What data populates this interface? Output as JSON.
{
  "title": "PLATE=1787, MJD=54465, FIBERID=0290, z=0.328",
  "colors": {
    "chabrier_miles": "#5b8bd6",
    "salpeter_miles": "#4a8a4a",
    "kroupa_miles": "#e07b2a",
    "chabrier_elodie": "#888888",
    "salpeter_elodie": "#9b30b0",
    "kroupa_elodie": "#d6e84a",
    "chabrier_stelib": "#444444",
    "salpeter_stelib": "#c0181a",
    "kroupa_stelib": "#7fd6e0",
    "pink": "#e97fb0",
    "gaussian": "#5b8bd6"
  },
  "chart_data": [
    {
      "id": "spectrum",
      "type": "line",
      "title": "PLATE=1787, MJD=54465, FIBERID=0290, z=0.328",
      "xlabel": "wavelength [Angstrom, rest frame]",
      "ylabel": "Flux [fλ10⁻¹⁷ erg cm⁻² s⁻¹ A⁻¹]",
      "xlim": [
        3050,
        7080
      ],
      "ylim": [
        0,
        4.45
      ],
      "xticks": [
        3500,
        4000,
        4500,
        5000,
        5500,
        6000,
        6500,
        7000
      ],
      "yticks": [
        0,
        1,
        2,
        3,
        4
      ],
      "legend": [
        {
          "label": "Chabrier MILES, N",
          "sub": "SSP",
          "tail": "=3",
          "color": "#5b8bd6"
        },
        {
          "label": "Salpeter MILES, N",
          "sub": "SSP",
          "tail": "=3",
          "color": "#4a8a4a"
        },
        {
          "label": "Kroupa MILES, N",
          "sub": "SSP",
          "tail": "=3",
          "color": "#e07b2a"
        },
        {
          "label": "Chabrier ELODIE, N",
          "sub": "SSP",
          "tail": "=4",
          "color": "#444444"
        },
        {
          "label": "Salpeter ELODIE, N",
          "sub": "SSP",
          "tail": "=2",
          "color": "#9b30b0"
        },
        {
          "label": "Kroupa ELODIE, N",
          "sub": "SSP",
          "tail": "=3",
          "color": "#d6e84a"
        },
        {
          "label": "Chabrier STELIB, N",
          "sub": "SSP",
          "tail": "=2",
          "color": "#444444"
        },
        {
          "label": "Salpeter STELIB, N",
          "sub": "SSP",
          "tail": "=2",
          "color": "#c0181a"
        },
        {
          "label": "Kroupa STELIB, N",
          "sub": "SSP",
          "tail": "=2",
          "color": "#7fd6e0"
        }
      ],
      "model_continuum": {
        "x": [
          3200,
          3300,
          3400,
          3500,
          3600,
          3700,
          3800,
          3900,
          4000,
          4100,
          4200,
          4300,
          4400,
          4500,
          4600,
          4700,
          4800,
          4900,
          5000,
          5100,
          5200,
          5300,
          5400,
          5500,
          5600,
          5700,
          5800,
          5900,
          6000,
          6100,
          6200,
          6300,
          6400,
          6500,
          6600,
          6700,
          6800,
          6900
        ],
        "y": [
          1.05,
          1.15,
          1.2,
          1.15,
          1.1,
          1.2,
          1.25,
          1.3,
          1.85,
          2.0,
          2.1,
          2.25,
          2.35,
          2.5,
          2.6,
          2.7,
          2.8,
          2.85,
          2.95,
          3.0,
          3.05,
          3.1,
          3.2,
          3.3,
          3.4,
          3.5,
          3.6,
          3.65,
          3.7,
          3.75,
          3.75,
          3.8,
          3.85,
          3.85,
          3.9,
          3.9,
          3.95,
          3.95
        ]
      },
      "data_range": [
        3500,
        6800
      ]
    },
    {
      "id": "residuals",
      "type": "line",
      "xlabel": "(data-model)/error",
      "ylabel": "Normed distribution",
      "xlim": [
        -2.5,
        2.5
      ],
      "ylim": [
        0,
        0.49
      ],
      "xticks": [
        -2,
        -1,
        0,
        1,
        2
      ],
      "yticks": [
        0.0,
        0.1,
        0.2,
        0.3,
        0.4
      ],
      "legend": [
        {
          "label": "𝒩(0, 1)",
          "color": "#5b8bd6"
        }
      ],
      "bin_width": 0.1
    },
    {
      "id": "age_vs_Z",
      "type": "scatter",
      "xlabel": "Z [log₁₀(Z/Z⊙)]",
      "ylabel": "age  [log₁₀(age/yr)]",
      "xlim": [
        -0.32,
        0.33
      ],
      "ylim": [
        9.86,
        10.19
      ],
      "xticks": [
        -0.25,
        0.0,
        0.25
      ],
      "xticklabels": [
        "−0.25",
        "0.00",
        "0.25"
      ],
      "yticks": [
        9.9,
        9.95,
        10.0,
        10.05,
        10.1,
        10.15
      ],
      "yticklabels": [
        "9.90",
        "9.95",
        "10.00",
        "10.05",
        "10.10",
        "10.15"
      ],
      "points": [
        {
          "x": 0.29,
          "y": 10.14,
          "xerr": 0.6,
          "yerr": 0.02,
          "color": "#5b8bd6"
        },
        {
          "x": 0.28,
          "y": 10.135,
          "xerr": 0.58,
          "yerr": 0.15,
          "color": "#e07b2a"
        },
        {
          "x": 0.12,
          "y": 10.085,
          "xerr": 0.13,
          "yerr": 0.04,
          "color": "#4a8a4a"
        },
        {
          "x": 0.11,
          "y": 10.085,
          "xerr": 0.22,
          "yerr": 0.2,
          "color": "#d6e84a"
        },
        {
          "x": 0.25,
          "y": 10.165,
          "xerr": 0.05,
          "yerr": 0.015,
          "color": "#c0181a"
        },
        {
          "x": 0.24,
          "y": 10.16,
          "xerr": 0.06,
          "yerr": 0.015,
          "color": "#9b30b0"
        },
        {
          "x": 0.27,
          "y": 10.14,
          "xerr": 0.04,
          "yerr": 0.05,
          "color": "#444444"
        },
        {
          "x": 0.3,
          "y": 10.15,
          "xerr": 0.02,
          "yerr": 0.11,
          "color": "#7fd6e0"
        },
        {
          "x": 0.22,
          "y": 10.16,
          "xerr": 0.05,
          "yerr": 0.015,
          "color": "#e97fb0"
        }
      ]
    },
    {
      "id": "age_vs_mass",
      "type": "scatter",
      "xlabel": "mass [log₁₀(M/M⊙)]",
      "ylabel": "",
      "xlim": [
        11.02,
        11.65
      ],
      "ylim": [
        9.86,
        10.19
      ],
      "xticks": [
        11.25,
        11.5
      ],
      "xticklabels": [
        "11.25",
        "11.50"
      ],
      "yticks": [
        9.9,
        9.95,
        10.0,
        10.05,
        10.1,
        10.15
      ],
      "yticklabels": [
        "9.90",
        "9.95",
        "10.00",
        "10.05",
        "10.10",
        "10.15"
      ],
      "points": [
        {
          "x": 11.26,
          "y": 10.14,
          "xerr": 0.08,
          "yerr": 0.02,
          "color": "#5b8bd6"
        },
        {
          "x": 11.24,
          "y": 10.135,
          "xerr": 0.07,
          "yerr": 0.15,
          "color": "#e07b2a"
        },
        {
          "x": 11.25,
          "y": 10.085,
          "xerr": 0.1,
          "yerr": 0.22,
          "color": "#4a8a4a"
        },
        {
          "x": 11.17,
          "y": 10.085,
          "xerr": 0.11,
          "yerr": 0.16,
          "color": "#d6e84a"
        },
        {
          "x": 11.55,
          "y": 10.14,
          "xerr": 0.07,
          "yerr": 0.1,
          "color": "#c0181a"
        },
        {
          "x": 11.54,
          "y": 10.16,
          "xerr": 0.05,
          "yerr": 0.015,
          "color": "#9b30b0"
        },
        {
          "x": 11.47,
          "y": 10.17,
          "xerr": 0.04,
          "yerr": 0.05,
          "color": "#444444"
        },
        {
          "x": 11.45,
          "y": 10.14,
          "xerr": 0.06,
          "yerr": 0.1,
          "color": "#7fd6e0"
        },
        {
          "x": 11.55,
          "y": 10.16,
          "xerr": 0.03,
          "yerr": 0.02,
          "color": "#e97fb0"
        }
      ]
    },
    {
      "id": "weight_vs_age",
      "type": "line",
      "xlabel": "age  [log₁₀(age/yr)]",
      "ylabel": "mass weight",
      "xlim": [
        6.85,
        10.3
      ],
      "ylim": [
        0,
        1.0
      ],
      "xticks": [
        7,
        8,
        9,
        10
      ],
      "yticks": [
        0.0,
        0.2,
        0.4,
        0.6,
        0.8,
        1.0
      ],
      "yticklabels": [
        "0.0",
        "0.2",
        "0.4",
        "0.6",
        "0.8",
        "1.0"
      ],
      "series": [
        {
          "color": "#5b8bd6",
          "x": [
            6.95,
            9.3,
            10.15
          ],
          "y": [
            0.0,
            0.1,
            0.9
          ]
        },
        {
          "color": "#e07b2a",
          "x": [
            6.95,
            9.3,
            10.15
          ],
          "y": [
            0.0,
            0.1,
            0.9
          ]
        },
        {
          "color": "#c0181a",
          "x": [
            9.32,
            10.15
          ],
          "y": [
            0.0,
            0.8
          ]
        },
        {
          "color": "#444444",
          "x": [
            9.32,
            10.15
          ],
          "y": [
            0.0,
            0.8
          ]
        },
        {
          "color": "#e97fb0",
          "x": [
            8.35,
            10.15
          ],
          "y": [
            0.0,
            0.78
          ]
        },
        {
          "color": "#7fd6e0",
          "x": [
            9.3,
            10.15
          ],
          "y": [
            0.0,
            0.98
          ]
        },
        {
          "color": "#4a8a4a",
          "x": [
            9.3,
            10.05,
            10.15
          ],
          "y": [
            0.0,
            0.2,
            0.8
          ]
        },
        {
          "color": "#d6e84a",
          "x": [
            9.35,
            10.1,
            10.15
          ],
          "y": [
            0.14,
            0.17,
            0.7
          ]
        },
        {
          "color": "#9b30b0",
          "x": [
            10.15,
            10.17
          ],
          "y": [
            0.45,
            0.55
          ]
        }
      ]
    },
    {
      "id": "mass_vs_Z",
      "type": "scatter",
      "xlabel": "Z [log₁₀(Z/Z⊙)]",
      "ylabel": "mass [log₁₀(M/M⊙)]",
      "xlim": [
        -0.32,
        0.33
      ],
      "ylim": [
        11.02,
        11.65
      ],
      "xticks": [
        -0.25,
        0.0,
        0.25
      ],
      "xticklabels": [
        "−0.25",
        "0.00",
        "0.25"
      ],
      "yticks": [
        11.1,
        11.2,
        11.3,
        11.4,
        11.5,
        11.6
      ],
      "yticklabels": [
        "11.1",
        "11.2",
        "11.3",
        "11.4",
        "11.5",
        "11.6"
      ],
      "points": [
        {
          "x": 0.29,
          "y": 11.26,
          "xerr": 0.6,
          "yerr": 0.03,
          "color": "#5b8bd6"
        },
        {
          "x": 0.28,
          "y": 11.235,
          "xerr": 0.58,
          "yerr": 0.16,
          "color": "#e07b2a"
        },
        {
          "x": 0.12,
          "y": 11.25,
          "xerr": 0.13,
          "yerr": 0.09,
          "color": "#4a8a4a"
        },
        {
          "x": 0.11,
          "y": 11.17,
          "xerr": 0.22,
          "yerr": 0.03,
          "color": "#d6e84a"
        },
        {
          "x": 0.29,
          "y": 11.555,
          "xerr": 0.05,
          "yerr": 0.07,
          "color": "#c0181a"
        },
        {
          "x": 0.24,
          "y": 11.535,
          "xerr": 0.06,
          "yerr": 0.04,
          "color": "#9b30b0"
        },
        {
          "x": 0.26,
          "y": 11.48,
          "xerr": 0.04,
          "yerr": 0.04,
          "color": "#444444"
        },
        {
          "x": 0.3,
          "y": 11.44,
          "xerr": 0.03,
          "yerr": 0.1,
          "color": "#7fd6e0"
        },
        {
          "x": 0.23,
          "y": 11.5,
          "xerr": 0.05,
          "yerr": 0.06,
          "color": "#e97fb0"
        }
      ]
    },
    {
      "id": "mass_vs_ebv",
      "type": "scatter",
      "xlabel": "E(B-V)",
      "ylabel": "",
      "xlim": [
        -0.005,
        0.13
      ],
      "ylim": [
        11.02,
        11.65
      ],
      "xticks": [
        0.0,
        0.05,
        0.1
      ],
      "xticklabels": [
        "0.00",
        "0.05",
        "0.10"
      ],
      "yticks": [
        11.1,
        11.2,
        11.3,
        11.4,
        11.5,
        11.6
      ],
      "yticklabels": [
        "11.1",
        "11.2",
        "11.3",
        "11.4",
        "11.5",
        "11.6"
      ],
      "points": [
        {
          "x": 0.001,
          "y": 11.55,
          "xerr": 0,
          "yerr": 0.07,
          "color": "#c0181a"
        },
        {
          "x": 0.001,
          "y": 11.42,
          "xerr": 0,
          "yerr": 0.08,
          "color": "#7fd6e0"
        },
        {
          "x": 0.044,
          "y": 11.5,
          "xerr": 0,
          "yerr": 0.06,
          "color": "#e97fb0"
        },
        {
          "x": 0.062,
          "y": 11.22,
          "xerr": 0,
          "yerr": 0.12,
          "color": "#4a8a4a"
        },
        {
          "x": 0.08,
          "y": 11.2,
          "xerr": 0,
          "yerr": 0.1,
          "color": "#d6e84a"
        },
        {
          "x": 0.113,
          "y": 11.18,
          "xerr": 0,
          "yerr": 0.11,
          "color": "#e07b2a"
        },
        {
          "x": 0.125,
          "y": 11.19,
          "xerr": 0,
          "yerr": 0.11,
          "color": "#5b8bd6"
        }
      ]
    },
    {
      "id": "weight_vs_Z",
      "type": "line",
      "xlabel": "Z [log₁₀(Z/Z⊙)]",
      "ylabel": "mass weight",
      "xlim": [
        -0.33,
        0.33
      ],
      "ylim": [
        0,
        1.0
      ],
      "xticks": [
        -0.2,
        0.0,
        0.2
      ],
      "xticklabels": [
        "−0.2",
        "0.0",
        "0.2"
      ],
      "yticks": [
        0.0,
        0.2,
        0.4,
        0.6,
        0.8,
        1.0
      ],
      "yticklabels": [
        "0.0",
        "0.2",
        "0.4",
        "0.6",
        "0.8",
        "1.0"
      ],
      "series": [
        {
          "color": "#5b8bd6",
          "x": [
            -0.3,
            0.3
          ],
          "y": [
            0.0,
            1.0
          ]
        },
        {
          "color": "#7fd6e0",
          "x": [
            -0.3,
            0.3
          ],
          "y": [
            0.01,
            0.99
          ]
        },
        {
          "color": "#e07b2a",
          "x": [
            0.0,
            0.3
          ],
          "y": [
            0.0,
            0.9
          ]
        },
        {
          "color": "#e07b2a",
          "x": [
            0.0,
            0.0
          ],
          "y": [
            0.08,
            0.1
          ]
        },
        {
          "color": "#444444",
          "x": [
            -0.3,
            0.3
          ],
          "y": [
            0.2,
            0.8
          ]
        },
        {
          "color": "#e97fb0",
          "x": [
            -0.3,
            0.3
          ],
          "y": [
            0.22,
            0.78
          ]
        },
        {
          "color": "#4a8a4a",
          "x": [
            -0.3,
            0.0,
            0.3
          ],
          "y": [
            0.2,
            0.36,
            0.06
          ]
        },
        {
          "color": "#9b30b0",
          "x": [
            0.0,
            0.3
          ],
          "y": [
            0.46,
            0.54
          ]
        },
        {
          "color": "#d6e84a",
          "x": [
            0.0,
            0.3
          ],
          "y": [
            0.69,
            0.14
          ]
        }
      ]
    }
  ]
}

——

PROBLEM TO SOLVE:
Gather each line in the data that holds the string "ylabel".

REPLY:
      "ylabel": "Flux [fλ10⁻¹⁷ erg cm⁻² s⁻¹ A⁻¹]",
      "ylabel": "Normed distribution",
      "ylabel": "age  [log₁₀(age/yr)]",
      "ylabel": "",
      "ylabel": "mass weight",
      "ylabel": "mass [log₁₀(M/M⊙)]",
      "ylabel": "",
      "ylabel": "mass weight",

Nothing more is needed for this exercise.